## Problem description
In the copy, include every entry exactly but none of the pictures.

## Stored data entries
-=-=-=-=-

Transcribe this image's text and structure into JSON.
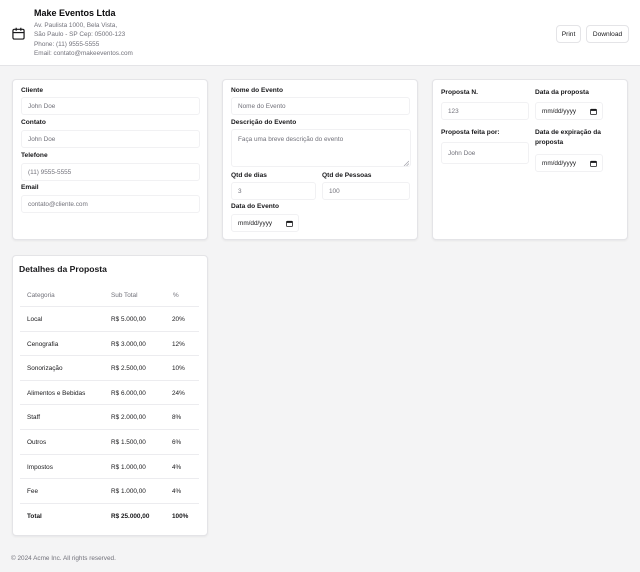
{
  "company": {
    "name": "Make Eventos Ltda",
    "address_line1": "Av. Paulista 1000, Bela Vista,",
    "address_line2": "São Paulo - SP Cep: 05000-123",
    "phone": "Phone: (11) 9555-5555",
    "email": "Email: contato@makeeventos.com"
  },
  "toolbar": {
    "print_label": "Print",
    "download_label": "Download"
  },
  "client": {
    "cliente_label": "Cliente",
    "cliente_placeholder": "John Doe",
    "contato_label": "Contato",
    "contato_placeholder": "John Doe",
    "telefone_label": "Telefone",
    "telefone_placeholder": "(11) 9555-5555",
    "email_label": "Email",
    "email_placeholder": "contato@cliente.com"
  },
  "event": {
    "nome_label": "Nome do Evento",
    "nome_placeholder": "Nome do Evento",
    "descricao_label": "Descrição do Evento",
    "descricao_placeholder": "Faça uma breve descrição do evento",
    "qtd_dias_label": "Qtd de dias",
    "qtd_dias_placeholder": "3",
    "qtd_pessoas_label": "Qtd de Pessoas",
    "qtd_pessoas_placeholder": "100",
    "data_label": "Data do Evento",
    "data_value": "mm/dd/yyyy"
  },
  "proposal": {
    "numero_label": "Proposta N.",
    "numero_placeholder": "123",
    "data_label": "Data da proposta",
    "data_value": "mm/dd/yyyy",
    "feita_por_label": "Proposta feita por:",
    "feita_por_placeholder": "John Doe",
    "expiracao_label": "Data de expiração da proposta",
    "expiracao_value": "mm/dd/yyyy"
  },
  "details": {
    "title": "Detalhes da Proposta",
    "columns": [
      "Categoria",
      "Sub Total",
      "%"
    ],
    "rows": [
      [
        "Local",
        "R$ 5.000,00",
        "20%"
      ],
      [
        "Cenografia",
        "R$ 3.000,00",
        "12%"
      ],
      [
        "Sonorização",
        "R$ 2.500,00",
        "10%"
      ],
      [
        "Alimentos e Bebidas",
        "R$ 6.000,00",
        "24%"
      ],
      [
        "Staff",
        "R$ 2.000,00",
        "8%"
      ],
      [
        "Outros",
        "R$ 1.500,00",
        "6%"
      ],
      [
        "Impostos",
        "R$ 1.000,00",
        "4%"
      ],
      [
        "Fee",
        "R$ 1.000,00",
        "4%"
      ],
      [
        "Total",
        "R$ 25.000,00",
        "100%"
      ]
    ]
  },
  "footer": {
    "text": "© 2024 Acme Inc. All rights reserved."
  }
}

-=-=-=-=-

## Task answer
Transcribe this image's text and structure into JSON.
{
  "company": {
    "name": "Make Eventos Ltda",
    "address_line1": "Av. Paulista 1000, Bela Vista,",
    "address_line2": "São Paulo - SP Cep: 05000-123",
    "phone": "Phone: (11) 9555-5555",
    "email": "Email: contato@makeeventos.com"
  },
  "toolbar": {
    "print_label": "Print",
    "download_label": "Download"
  },
  "client": {
    "cliente_label": "Cliente",
    "cliente_placeholder": "John Doe",
    "contato_label": "Contato",
    "contato_placeholder": "John Doe",
    "telefone_label": "Telefone",
    "telefone_placeholder": "(11) 9555-5555",
    "email_label": "Email",
    "email_placeholder": "contato@cliente.com"
  },
  "event": {
    "nome_label": "Nome do Evento",
    "nome_placeholder": "Nome do Evento",
    "descricao_label": "Descrição do Evento",
    "descricao_placeholder": "Faça uma breve descrição do evento",
    "qtd_dias_label": "Qtd de dias",
    "qtd_dias_placeholder": "3",
    "qtd_pessoas_label": "Qtd de Pessoas",
    "qtd_pessoas_placeholder": "100",
    "data_label": "Data do Evento",
    "data_value": "mm/dd/yyyy"
  },
  "proposal": {
    "numero_label": "Proposta N.",
    "numero_placeholder": "123",
    "data_label": "Data da proposta",
    "data_value": "mm/dd/yyyy",
    "feita_por_label": "Proposta feita por:",
    "feita_por_placeholder": "John Doe",
    "expiracao_label": "Data de expiração da proposta",
    "expiracao_value": "mm/dd/yyyy"
  },
  "details": {
    "title": "Detalhes da Proposta",
    "columns": [
      "Categoria",
      "Sub Total",
      "%"
    ],
    "rows": [
      [
        "Local",
        "R$ 5.000,00",
        "20%"
      ],
      [
        "Cenografia",
        "R$ 3.000,00",
        "12%"
      ],
      [
        "Sonorização",
        "R$ 2.500,00",
        "10%"
      ],
      [
        "Alimentos e Bebidas",
        "R$ 6.000,00",
        "24%"
      ],
      [
        "Staff",
        "R$ 2.000,00",
        "8%"
      ],
      [
        "Outros",
        "R$ 1.500,00",
        "6%"
      ],
      [
        "Impostos",
        "R$ 1.000,00",
        "4%"
      ],
      [
        "Fee",
        "R$ 1.000,00",
        "4%"
      ],
      [
        "Total",
        "R$ 25.000,00",
        "100%"
      ]
    ]
  },
  "footer": {
    "text": "© 2024 Acme Inc. All rights reserved."
  }
}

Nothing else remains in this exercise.